Description of the task
Repeat what the lines below say, word for word, and skip every image.

>>

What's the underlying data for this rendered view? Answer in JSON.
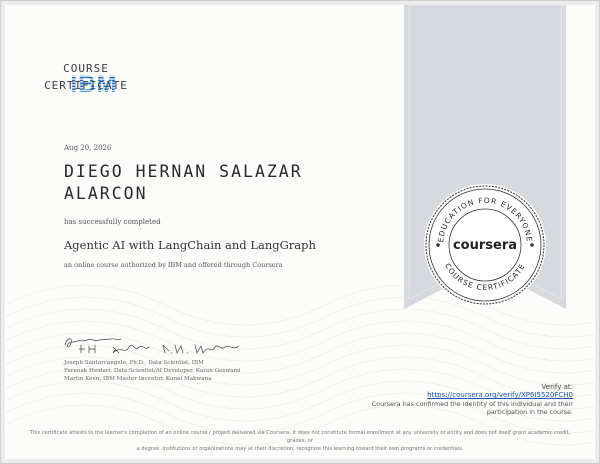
{
  "ribbon": {
    "title_line1": "COURSE",
    "title_line2": "CERTIFICATE",
    "color": "#d6d9de"
  },
  "logo": {
    "text": "IBM",
    "color": "#1f70c1"
  },
  "certificate": {
    "date": "Aug 20, 2026",
    "recipient_line1": "DIEGO HERNAN SALAZAR",
    "recipient_line2": "ALARCON",
    "completed_text": "has successfully completed",
    "course_title": "Agentic AI with LangChain and LangGraph",
    "authored_text": "an online course authorized by IBM and offered through Coursera"
  },
  "signatures": {
    "caption_line1": "Joseph Santarcangelo, Ph.D., Data Scientist, IBM",
    "caption_line2": "Faranak Heidari, Data Scientist/AI Developer, Karan Goswami",
    "caption_line3": "Martin Keen, IBM Master Inventor, Kunal Makwana"
  },
  "seal": {
    "brand": "coursera",
    "ring_top": "EDUCATION FOR EVERYONE",
    "ring_bottom": "COURSE CERTIFICATE"
  },
  "verify": {
    "label": "Verify at:",
    "url": "https://coursera.org/verify/XP6I5520FCH0",
    "note_line1": "Coursera has confirmed the identity of this individual and their",
    "note_line2": "participation in the course."
  },
  "disclaimer": {
    "line1": "This certificate attests to the learner's completion of an online course / project delivered via Coursera. It does not constitute formal enrollment at any university or entity and does not itself grant academic credit, grades, or",
    "line2": "a degree. Institutions or organizations may at their discretion, recognize this learning toward their own programs or credentials."
  }
}
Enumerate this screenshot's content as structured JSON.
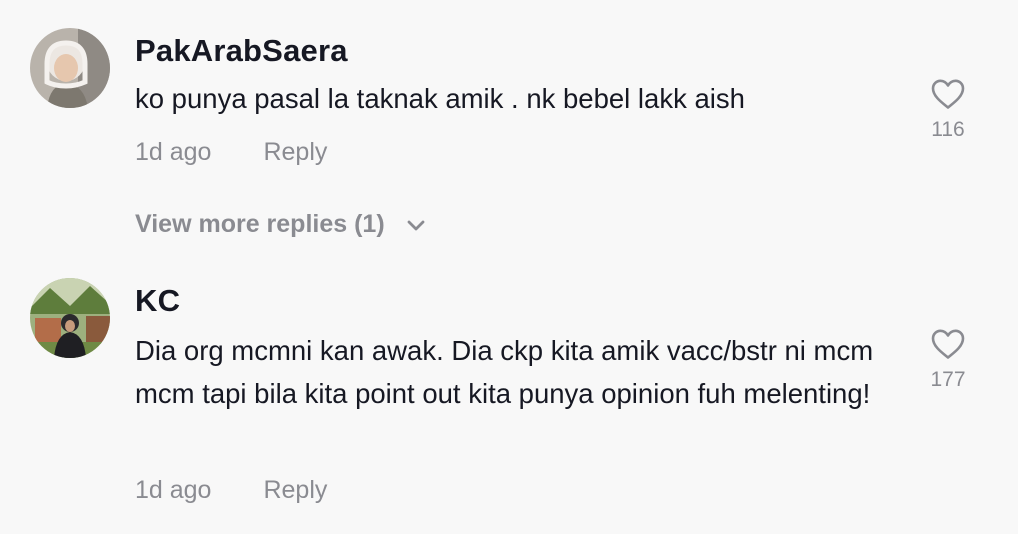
{
  "comments": [
    {
      "username": "PakArabSaera",
      "text": "ko punya pasal la taknak amik . nk bebel lakk aish",
      "time": "1d ago",
      "reply_label": "Reply",
      "like_count": "116"
    },
    {
      "username": "KC",
      "text": "Dia org mcmni kan awak. Dia ckp kita amik vacc/bstr ni mcm mcm tapi bila kita point out kita punya opinion fuh melenting!",
      "time": "1d ago",
      "reply_label": "Reply",
      "like_count": "177"
    }
  ],
  "view_more_replies": "View more replies (1)",
  "icons": {
    "like": "heart-outline-icon",
    "expand": "chevron-down-icon"
  },
  "colors": {
    "background": "#f8f8f8",
    "text_primary": "#161823",
    "text_secondary": "#8a8b91"
  }
}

<<

Output of the task
What's the underlying data for this rendered view? Answer in JSON.
{
  "ribbon": {
    "title_line1": "COURSE",
    "title_line2": "CERTIFICATE",
    "color": "#d6d9de"
  },
  "logo": {
    "text": "IBM",
    "color": "#1f70c1"
  },
  "certificate": {
    "date": "Aug 20, 2026",
    "recipient_line1": "DIEGO HERNAN SALAZAR",
    "recipient_line2": "ALARCON",
    "completed_text": "has successfully completed",
    "course_title": "Agentic AI with LangChain and LangGraph",
    "authored_text": "an online course authorized by IBM and offered through Coursera"
  },
  "signatures": {
    "caption_line1": "Joseph Santarcangelo, Ph.D., Data Scientist, IBM",
    "caption_line2": "Faranak Heidari, Data Scientist/AI Developer, Karan Goswami",
    "caption_line3": "Martin Keen, IBM Master Inventor, Kunal Makwana"
  },
  "seal": {
    "brand": "coursera",
    "ring_top": "EDUCATION FOR EVERYONE",
    "ring_bottom": "COURSE CERTIFICATE"
  },
  "verify": {
    "label": "Verify at:",
    "url": "https://coursera.org/verify/XP6I5520FCH0",
    "note_line1": "Coursera has confirmed the identity of this individual and their",
    "note_line2": "participation in the course."
  },
  "disclaimer": {
    "line1": "This certificate attests to the learner's completion of an online course / project delivered via Coursera. It does not constitute formal enrollment at any university or entity and does not itself grant academic credit, grades, or",
    "line2": "a degree. Institutions or organizations may at their discretion, recognize this learning toward their own programs or credentials."
  }
}
Enumerate this screenshot's content as structured JSON.
{
  "comments": [
    {
      "username": "PakArabSaera",
      "text": "ko punya pasal la taknak amik . nk bebel lakk aish",
      "time": "1d ago",
      "reply_label": "Reply",
      "like_count": "116"
    },
    {
      "username": "KC",
      "text": "Dia org mcmni kan awak. Dia ckp kita amik vacc/bstr ni mcm mcm tapi bila kita point out kita punya opinion fuh melenting!",
      "time": "1d ago",
      "reply_label": "Reply",
      "like_count": "177"
    }
  ],
  "view_more_replies": "View more replies (1)",
  "icons": {
    "like": "heart-outline-icon",
    "expand": "chevron-down-icon"
  },
  "colors": {
    "background": "#f8f8f8",
    "text_primary": "#161823",
    "text_secondary": "#8a8b91"
  }
}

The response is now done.